[Records from a collection]
☆ ☆ ☆ ☆ ☆

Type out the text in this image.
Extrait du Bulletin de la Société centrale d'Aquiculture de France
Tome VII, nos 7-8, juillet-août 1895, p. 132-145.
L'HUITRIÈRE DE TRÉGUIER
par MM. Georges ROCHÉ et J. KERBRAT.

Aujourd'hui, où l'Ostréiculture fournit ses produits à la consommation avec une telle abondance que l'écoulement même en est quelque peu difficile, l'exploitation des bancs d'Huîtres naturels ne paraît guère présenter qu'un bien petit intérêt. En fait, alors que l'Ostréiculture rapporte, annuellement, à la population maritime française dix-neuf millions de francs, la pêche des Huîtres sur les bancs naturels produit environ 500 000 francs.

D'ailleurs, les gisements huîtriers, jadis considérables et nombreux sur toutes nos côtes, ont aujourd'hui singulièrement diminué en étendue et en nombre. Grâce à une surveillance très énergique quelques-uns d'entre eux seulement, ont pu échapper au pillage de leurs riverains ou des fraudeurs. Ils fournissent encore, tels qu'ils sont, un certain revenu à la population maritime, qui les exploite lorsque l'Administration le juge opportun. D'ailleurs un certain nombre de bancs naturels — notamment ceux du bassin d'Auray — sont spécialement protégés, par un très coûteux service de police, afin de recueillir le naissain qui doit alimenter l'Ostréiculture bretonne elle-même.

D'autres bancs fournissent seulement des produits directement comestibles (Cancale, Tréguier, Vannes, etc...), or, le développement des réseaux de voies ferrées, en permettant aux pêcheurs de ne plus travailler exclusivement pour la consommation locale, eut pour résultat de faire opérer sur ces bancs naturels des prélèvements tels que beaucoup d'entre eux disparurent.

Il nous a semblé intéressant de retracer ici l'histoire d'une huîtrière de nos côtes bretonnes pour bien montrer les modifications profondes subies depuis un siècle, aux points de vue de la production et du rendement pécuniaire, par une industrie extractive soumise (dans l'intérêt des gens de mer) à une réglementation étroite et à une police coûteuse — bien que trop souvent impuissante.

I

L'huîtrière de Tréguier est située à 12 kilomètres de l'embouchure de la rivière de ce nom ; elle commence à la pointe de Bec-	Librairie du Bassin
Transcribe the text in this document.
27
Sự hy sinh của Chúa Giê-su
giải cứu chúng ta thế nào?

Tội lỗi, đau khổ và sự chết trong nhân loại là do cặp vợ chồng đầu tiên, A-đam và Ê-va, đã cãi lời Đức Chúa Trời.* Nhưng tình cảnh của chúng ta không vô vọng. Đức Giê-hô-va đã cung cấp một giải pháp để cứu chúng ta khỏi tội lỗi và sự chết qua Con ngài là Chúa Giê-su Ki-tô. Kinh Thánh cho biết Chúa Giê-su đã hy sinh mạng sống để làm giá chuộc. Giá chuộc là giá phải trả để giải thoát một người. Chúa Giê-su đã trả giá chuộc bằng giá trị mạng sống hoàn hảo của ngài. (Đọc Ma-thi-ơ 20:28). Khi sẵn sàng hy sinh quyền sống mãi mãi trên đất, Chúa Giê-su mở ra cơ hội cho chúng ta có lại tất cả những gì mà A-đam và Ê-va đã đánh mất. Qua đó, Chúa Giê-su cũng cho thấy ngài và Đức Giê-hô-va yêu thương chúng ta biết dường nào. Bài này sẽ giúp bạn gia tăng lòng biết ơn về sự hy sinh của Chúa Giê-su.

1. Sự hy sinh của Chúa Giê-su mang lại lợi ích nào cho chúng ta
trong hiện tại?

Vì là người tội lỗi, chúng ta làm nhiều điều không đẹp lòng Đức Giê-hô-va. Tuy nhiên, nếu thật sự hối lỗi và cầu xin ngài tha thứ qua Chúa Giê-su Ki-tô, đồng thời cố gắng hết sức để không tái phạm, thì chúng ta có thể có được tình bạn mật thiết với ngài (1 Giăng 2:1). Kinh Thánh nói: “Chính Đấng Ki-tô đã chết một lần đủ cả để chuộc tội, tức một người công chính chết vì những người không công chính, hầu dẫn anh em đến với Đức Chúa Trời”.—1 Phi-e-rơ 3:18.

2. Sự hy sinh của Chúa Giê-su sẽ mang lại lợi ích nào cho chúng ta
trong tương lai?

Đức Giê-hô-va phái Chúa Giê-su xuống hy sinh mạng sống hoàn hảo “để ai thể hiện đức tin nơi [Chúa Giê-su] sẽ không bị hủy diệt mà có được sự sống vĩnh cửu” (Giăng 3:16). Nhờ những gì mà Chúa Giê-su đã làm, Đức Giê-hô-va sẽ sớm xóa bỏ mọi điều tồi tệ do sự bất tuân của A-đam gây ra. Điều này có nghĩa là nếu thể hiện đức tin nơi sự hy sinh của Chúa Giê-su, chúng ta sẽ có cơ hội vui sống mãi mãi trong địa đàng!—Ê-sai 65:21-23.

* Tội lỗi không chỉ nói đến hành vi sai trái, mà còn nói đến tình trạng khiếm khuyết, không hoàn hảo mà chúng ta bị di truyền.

☆ ☆ ☆ ☆ ☆

- **OBJECTIVE**: Repeat the data exactly. Leave nothing out.

- **FULL ANSWER**:
Type out the text in this image.
Extrait du Bulletin de la Société centrale d'Aquiculture de France
Tome VII, nos 7-8, juillet-août 1895, p. 132-145.
L'HUITRIÈRE DE TRÉGUIER
par MM. Georges ROCHÉ et J. KERBRAT.

Aujourd'hui, où l'Ostréiculture fournit ses produits à la consommation avec une telle abondance que l'écoulement même en est quelque peu difficile, l'exploitation des bancs d'Huîtres naturels ne paraît guère présenter qu'un bien petit intérêt. En fait, alors que l'Ostréiculture rapporte, annuellement, à la population maritime française dix-neuf millions de francs, la pêche des Huîtres sur les bancs naturels produit environ 500 000 francs.

D'ailleurs, les gisements huîtriers, jadis considérables et nombreux sur toutes nos côtes, ont aujourd'hui singulièrement diminué en étendue et en nombre. Grâce à une surveillance très énergique quelques-uns d'entre eux seulement, ont pu échapper au pillage de leurs riverains ou des fraudeurs. Ils fournissent encore, tels qu'ils sont, un certain revenu à la population maritime, qui les exploite lorsque l'Administration le juge opportun. D'ailleurs un certain nombre de bancs naturels — notamment ceux du bassin d'Auray — sont spécialement protégés, par un très coûteux service de police, afin de recueillir le naissain qui doit alimenter l'Ostréiculture bretonne elle-même.

D'autres bancs fournissent seulement des produits directement comestibles (Cancale, Tréguier, Vannes, etc...), or, le développement des réseaux de voies ferrées, en permettant aux pêcheurs de ne plus travailler exclusivement pour la consommation locale, eut pour résultat de faire opérer sur ces bancs naturels des prélèvements tels que beaucoup d'entre eux disparurent.

Il nous a semblé intéressant de retracer ici l'histoire d'une huîtrière de nos côtes bretonnes pour bien montrer les modifications profondes subies depuis un siècle, aux points de vue de la production et du rendement pécuniaire, par une industrie extractive soumise (dans l'intérêt des gens de mer) à une réglementation étroite et à une police coûteuse — bien que trop souvent impuissante.

I

L'huîtrière de Tréguier est située à 12 kilomètres de l'embouchure de la rivière de ce nom ; elle commence à la pointe de Bec-	Librairie du Bassin
Transcribe the text in this document.
27
Sự hy sinh của Chúa Giê-su
giải cứu chúng ta thế nào?

Tội lỗi, đau khổ và sự chết trong nhân loại là do cặp vợ chồng đầu tiên, A-đam và Ê-va, đã cãi lời Đức Chúa Trời.* Nhưng tình cảnh của chúng ta không vô vọng. Đức Giê-hô-va đã cung cấp một giải pháp để cứu chúng ta khỏi tội lỗi và sự chết qua Con ngài là Chúa Giê-su Ki-tô. Kinh Thánh cho biết Chúa Giê-su đã hy sinh mạng sống để làm giá chuộc. Giá chuộc là giá phải trả để giải thoát một người. Chúa Giê-su đã trả giá chuộc bằng giá trị mạng sống hoàn hảo của ngài. (Đọc Ma-thi-ơ 20:28). Khi sẵn sàng hy sinh quyền sống mãi mãi trên đất, Chúa Giê-su mở ra cơ hội cho chúng ta có lại tất cả những gì mà A-đam và Ê-va đã đánh mất. Qua đó, Chúa Giê-su cũng cho thấy ngài và Đức Giê-hô-va yêu thương chúng ta biết dường nào. Bài này sẽ giúp bạn gia tăng lòng biết ơn về sự hy sinh của Chúa Giê-su.

1. Sự hy sinh của Chúa Giê-su mang lại lợi ích nào cho chúng ta
trong hiện tại?

Vì là người tội lỗi, chúng ta làm nhiều điều không đẹp lòng Đức Giê-hô-va. Tuy nhiên, nếu thật sự hối lỗi và cầu xin ngài tha thứ qua Chúa Giê-su Ki-tô, đồng thời cố gắng hết sức để không tái phạm, thì chúng ta có thể có được tình bạn mật thiết với ngài (1 Giăng 2:1). Kinh Thánh nói: “Chính Đấng Ki-tô đã chết một lần đủ cả để chuộc tội, tức một người công chính chết vì những người không công chính, hầu dẫn anh em đến với Đức Chúa Trời”.—1 Phi-e-rơ 3:18.

2. Sự hy sinh của Chúa Giê-su sẽ mang lại lợi ích nào cho chúng ta
trong tương lai?

Đức Giê-hô-va phái Chúa Giê-su xuống hy sinh mạng sống hoàn hảo “để ai thể hiện đức tin nơi [Chúa Giê-su] sẽ không bị hủy diệt mà có được sự sống vĩnh cửu” (Giăng 3:16). Nhờ những gì mà Chúa Giê-su đã làm, Đức Giê-hô-va sẽ sớm xóa bỏ mọi điều tồi tệ do sự bất tuân của A-đam gây ra. Điều này có nghĩa là nếu thể hiện đức tin nơi sự hy sinh của Chúa Giê-su, chúng ta sẽ có cơ hội vui sống mãi mãi trong địa đàng!—Ê-sai 65:21-23.

* Tội lỗi không chỉ nói đến hành vi sai trái, mà còn nói đến tình trạng khiếm khuyết, không hoàn hảo mà chúng ta bị di truyền.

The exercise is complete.